Dataset entries:
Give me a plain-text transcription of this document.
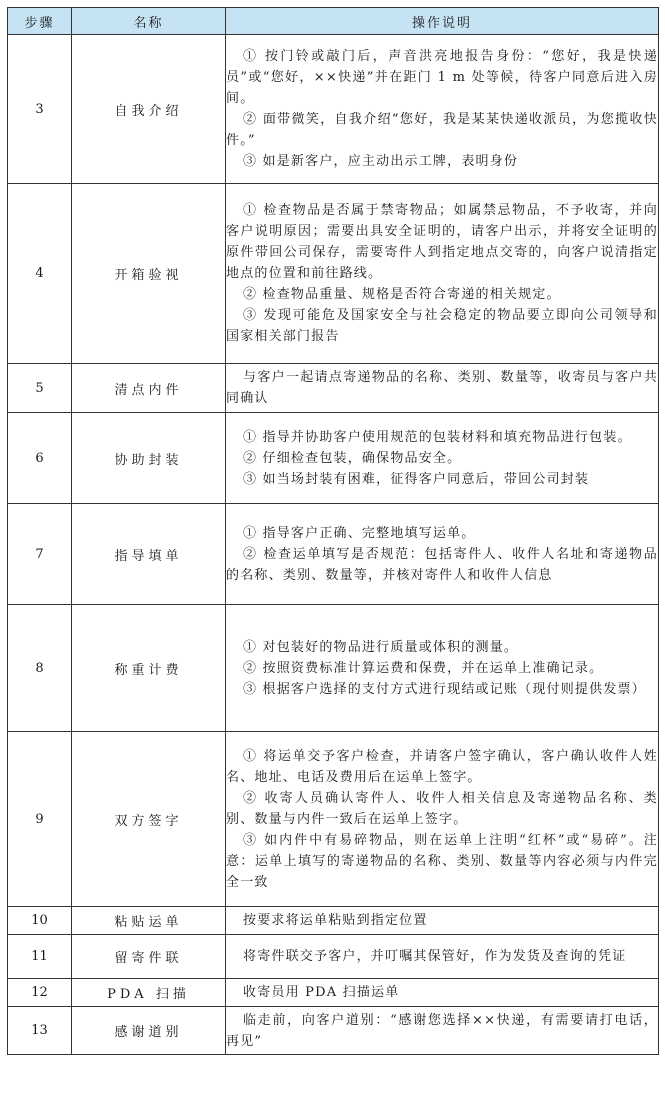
步骤	名称	操作说明
3	自我介绍	① 按门铃或敲门后，声音洪亮地报告身份：“您好，我是快递员”或“您好，××快递”并在距门 1 m 处等候，待客户同意后进入房间。

② 面带微笑，自我介绍“您好，我是某某快递收派员，为您揽收快件。”

③ 如是新客户，应主动出示工牌，表明身份

4	开箱验视	① 检查物品是否属于禁寄物品；如属禁忌物品，不予收寄，并向客户说明原因；需要出具安全证明的，请客户出示，并将安全证明的原件带回公司保存，需要寄件人到指定地点交寄的，向客户说清指定地点的位置和前往路线。

② 检查物品重量、规格是否符合寄递的相关规定。

③ 发现可能危及国家安全与社会稳定的物品要立即向公司领导和国家相关部门报告

5	清点内件	与客户一起请点寄递物品的名称、类别、数量等，收寄员与客户共同确认

6	协助封装	① 指导并协助客户使用规范的包装材料和填充物品进行包装。

② 仔细检查包装，确保物品安全。

③ 如当场封装有困难，征得客户同意后，带回公司封装

7	指导填单	① 指导客户正确、完整地填写运单。

② 检查运单填写是否规范：包括寄件人、收件人名址和寄递物品的名称、类别、数量等，并核对寄件人和收件人信息

8	称重计费	① 对包装好的物品进行质量或体积的测量。

② 按照资费标准计算运费和保费，并在运单上准确记录。

③ 根据客户选择的支付方式进行现结或记账（现付则提供发票）

9	双方签字	① 将运单交予客户检查，并请客户签字确认，客户确认收件人姓名、地址、电话及费用后在运单上签字。

② 收寄人员确认寄件人、收件人相关信息及寄递物品名称、类别、数量与内件一致后在运单上签字。

③ 如内件中有易碎物品，则在运单上注明“红杯”或“易碎”。注意：运单上填写的寄递物品的名称、类别、数量等内容必须与内件完全一致

10	粘贴运单	按要求将运单粘贴到指定位置

11	留寄件联	将寄件联交予客户，并叮嘱其保管好，作为发货及查询的凭证

12	PDA 扫描	收寄员用 PDA 扫描运单

13	感谢道别	临走前，向客户道别：“感谢您选择××快递，有需要请打电话，再见”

- [WHAT YOU HAVE TO DO] Where a line contains the string "自我介绍", extract that line.

- [FULL ANSWER]
3	自我介绍	① 按门铃或敲门后，声音洪亮地报告身份：“您好，我是快递员”或“您好，××快递”并在距门 1 m 处等候，待客户同意后进入房间。
② 面带微笑，自我介绍“您好，我是某某快递收派员，为您揽收快件。”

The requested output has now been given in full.